Excerpt from a dataset:
"""
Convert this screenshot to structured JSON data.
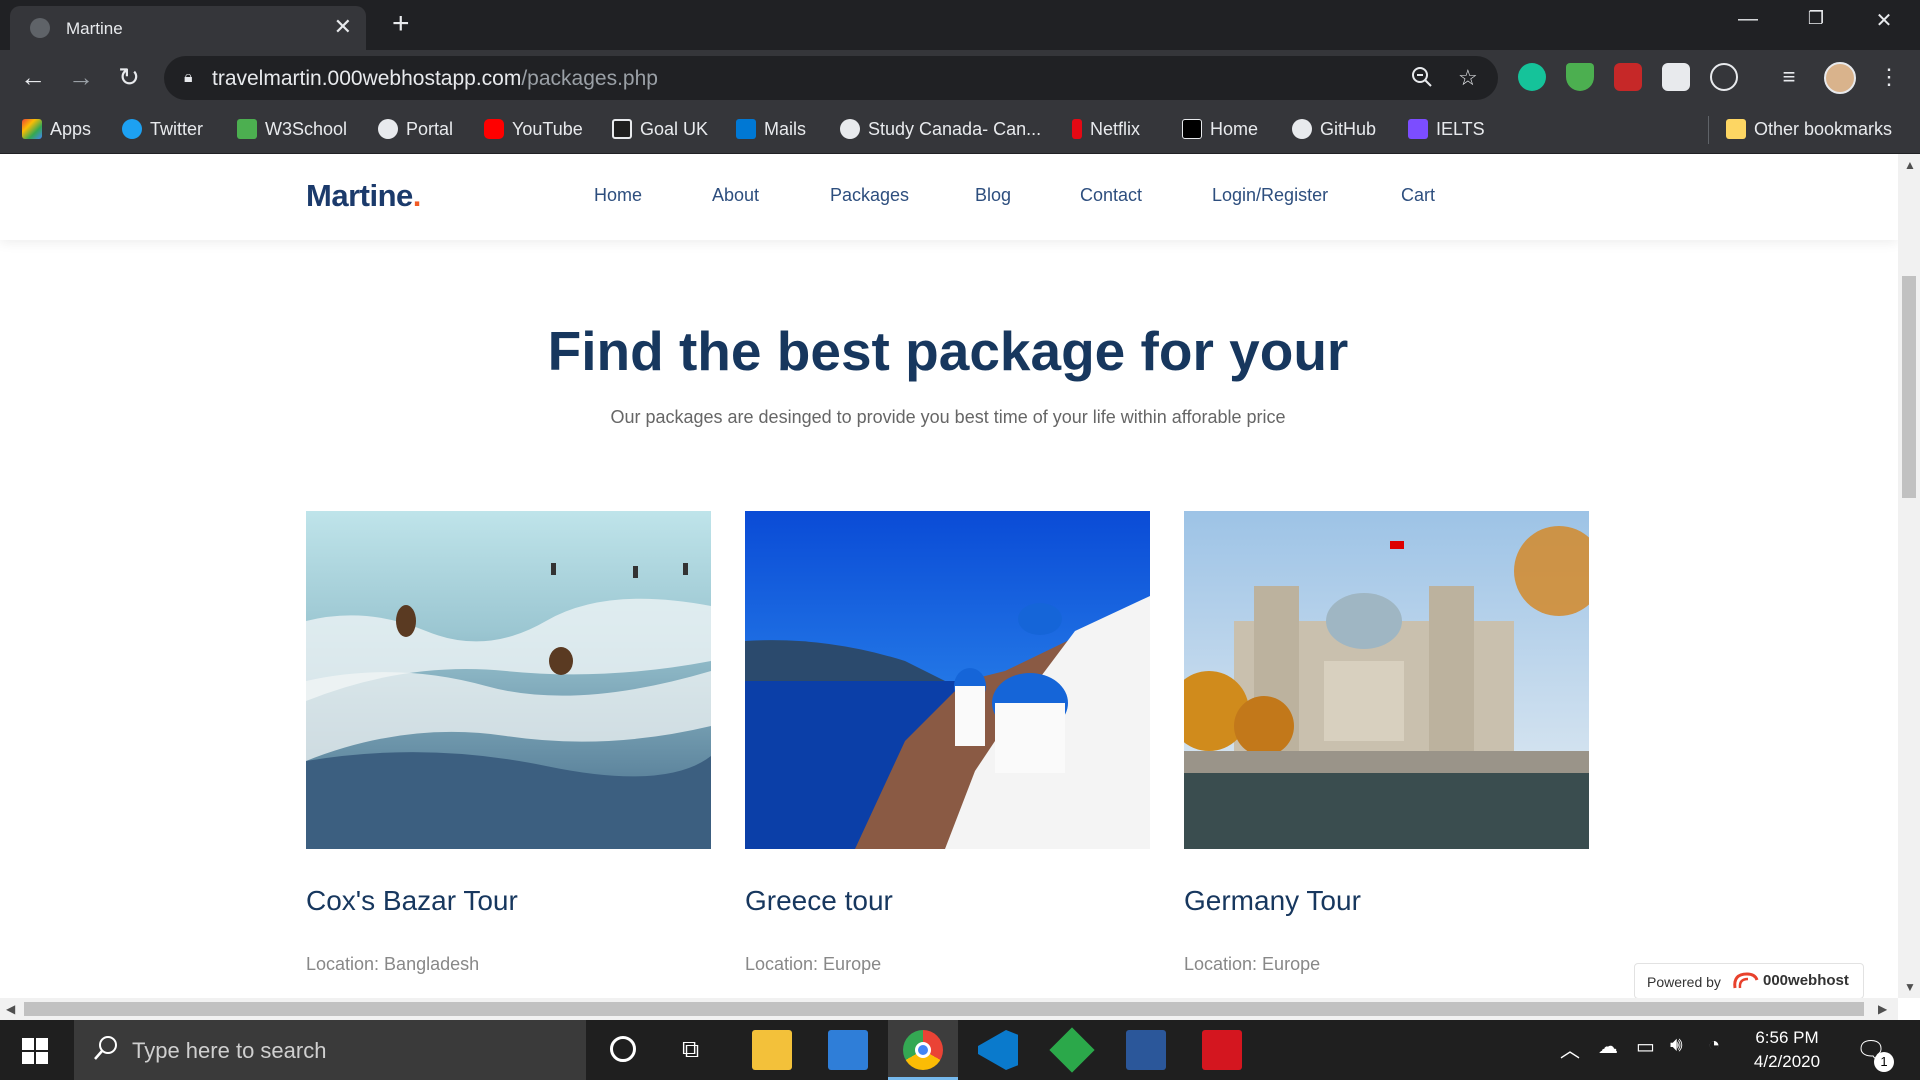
{
  "browser": {
    "tab_title": "Martine",
    "url_host": "travelmartin.000webhostapp.com",
    "url_path": "/packages.php",
    "bookmarks": [
      {
        "label": "Apps",
        "color": "#ea4335"
      },
      {
        "label": "Twitter",
        "color": "#1da1f2"
      },
      {
        "label": "W3School",
        "color": "#4caf50"
      },
      {
        "label": "Portal",
        "color": "#e8eaed"
      },
      {
        "label": "YouTube",
        "color": "#ff0000"
      },
      {
        "label": "Goal UK",
        "color": "#e8eaed"
      },
      {
        "label": "Mails",
        "color": "#0078d4"
      },
      {
        "label": "Study Canada- Can...",
        "color": "#e8eaed"
      },
      {
        "label": "Netflix",
        "color": "#e50914"
      },
      {
        "label": "Home",
        "color": "#e8eaed"
      },
      {
        "label": "GitHub",
        "color": "#e8eaed"
      },
      {
        "label": "IELTS",
        "color": "#7c4dff"
      }
    ],
    "other_bookmarks": "Other bookmarks"
  },
  "site": {
    "logo": "Martine",
    "logo_dot": ".",
    "nav": [
      "Home",
      "About",
      "Packages",
      "Blog",
      "Contact",
      "Login/Register",
      "Cart"
    ],
    "hero_title": "Find the best package for your",
    "hero_subtitle": "Our packages are desinged to provide you best time of your life within afforable price",
    "packages": [
      {
        "title": "Cox's Bazar Tour",
        "location": "Location: Bangladesh"
      },
      {
        "title": "Greece tour",
        "location": "Location: Europe"
      },
      {
        "title": "Germany Tour",
        "location": "Location: Europe"
      }
    ],
    "powered_by": "Powered by",
    "powered_brand": "000webhost"
  },
  "taskbar": {
    "search_placeholder": "Type here to search",
    "time": "6:56 PM",
    "date": "4/2/2020",
    "notification_count": "1"
  }
}
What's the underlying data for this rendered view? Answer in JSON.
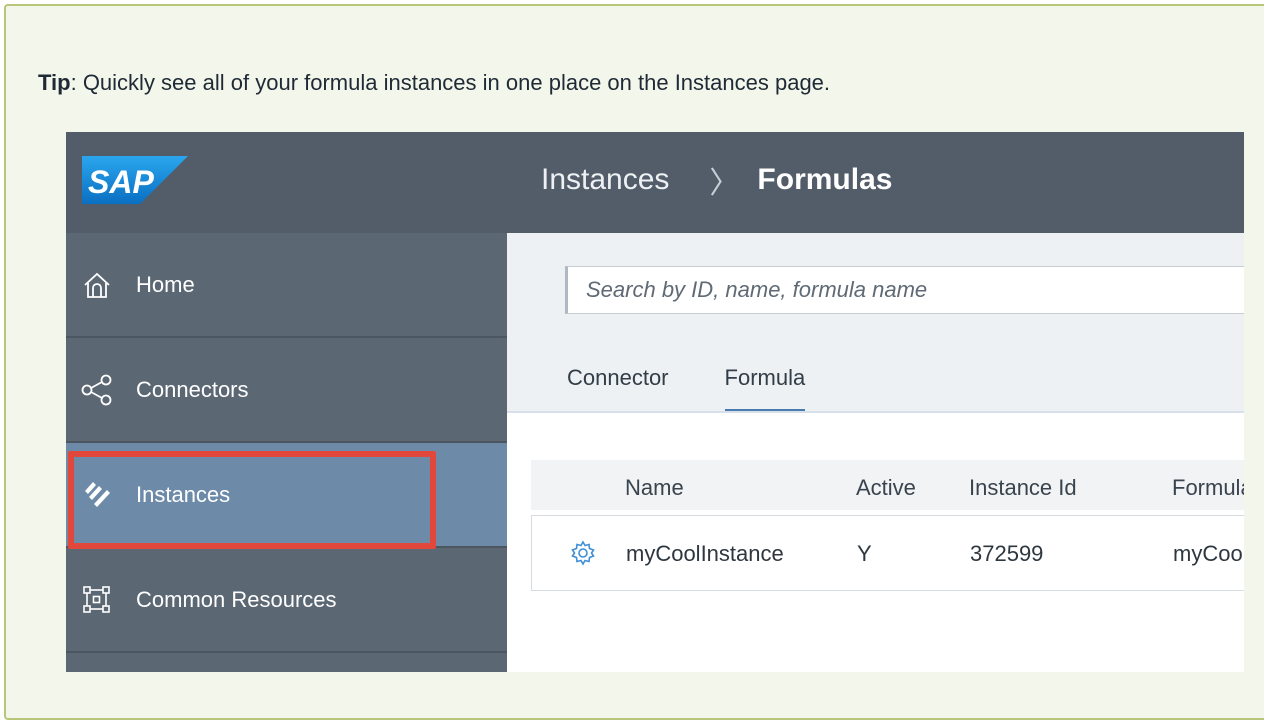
{
  "tip": {
    "label": "Tip",
    "text": ": Quickly see all of your formula instances in one place on the Instances page."
  },
  "header": {
    "logo_text": "SAP",
    "breadcrumb_parent": "Instances",
    "breadcrumb_separator": "〉",
    "breadcrumb_current": "Formulas"
  },
  "sidebar": {
    "items": [
      {
        "label": "Home",
        "icon": "home-icon"
      },
      {
        "label": "Connectors",
        "icon": "share-icon"
      },
      {
        "label": "Instances",
        "icon": "instances-icon",
        "active": true
      },
      {
        "label": "Common Resources",
        "icon": "network-icon"
      }
    ]
  },
  "search": {
    "placeholder": "Search by ID, name, formula name"
  },
  "tabs": [
    {
      "label": "Connector",
      "active": false
    },
    {
      "label": "Formula",
      "active": true
    }
  ],
  "table": {
    "columns": [
      "Name",
      "Active",
      "Instance Id",
      "Formula"
    ],
    "rows": [
      {
        "name": "myCoolInstance",
        "active": "Y",
        "instance_id": "372599",
        "formula": "myCoolFormula"
      }
    ]
  },
  "colors": {
    "header_bg": "#525d69",
    "sidebar_bg": "#5b6773",
    "sidebar_active_bg": "#6d8ba9",
    "highlight": "#e2473c",
    "sap_blue": "#1a8fd8",
    "tab_underline": "#4a7bb0"
  }
}
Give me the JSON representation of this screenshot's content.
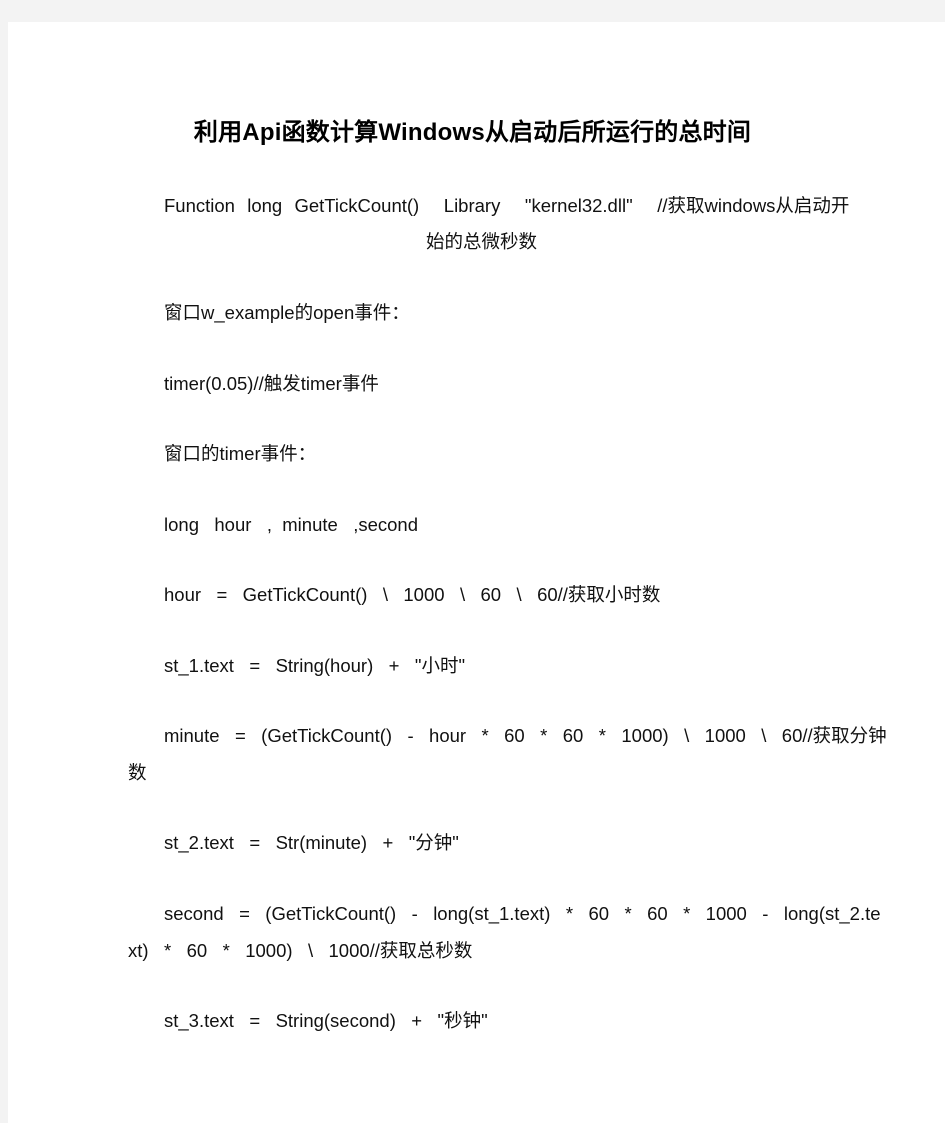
{
  "document": {
    "title": "利用Api函数计算Windows从启动后所运行的总时间",
    "lines": [
      {
        "text": "Function  long  GetTickCount()    Library    \"kernel32.dll\"    //获取windows从启动开"
      },
      {
        "text": "始的总微秒数"
      },
      {
        "text": "窗口w_example的open事件："
      },
      {
        "text": "timer(0.05)//触发timer事件"
      },
      {
        "text": "窗口的timer事件："
      },
      {
        "text": "long   hour   ,  minute   ,second"
      },
      {
        "text": "hour   =   GetTickCount()   \\   1000   \\   60   \\   60//获取小时数"
      },
      {
        "text": "st_1.text   =   String(hour)   +   \"小时\""
      },
      {
        "text": "minute   =   (GetTickCount()   -   hour   *   60   *   60   *   1000)   \\   1000   \\   60//获取分钟"
      },
      {
        "text": "数"
      },
      {
        "text": "st_2.text   =   Str(minute)   +   \"分钟\""
      },
      {
        "text": "second   =   (GetTickCount()   -   long(st_1.text)   *   60   *   60   *   1000   -   long(st_2.te"
      },
      {
        "text": "xt)   *   60   *   1000)   \\   1000//获取总秒数"
      },
      {
        "text": "st_3.text   =   String(second)   +   \"秒钟\""
      }
    ]
  }
}
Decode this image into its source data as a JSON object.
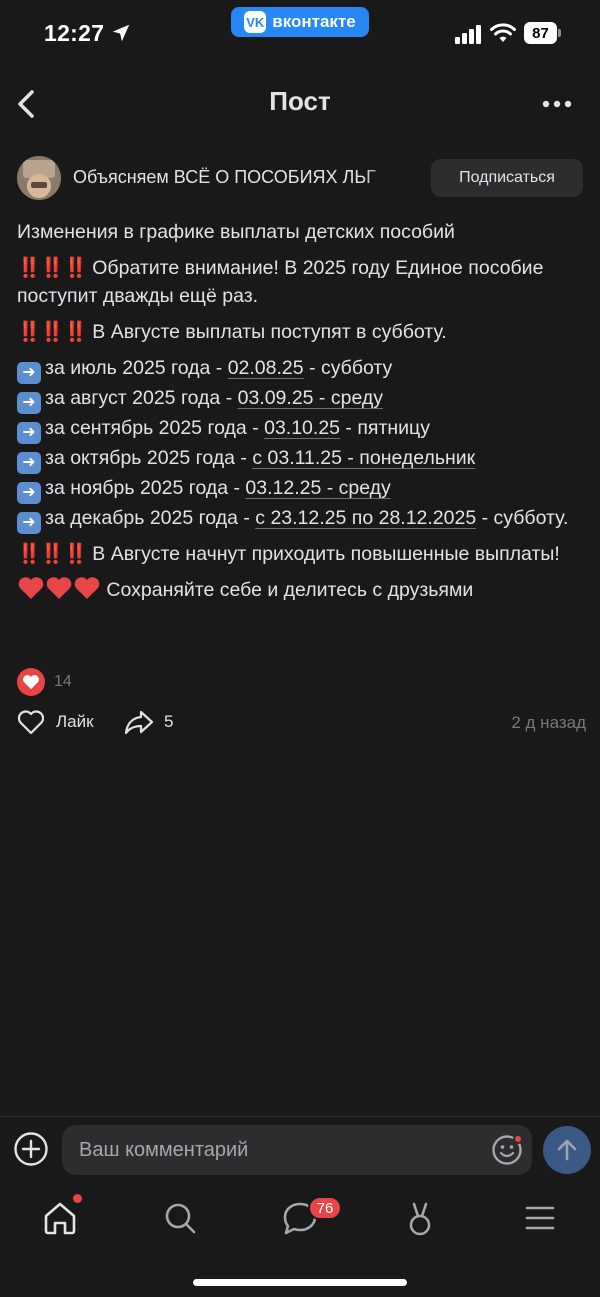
"""
Directive:
Copy in full each line that holds the word "your".

The response:
    "hero_title": "Find the best package for your",
    "hero_subtitle": "Our packages are desinged to provide you best time of your life within afforable price",
    "text": ": Quickly see all of your formula instances in one place on the Instances page."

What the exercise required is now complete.